## Collected data
● ● ●
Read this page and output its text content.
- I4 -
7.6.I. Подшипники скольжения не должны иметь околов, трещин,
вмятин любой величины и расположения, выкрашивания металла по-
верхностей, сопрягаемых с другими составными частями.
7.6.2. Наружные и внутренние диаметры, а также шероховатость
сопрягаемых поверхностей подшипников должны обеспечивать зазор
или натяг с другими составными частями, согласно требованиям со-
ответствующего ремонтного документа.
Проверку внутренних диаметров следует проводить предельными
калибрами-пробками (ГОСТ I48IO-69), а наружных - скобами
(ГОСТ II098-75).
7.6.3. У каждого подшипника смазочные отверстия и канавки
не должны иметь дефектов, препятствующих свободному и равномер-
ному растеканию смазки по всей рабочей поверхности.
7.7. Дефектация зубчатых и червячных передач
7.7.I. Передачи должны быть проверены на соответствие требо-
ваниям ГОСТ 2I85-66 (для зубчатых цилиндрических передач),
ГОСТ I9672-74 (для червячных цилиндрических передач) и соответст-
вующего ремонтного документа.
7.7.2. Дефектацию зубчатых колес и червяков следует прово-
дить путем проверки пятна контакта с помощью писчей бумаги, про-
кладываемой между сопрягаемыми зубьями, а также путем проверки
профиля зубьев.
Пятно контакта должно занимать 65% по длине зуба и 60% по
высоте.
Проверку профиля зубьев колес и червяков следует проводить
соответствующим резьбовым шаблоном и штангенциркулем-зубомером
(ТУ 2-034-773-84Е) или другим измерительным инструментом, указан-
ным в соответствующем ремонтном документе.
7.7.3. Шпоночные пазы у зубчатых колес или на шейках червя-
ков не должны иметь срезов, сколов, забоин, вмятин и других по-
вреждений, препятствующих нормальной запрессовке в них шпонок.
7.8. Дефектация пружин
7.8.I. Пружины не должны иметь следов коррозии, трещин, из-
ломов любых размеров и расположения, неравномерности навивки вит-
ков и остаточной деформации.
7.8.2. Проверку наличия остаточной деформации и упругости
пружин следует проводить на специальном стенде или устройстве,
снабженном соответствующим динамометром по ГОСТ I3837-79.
● ● ●
## JOB
From the data above, copy out every line with the string "проверки" in it.

## TASK SOLUTION
дить путем проверки пятна контакта с помощью писчей бумаги, про-
кладываемой между сопрягаемыми зубьями, а также путем проверки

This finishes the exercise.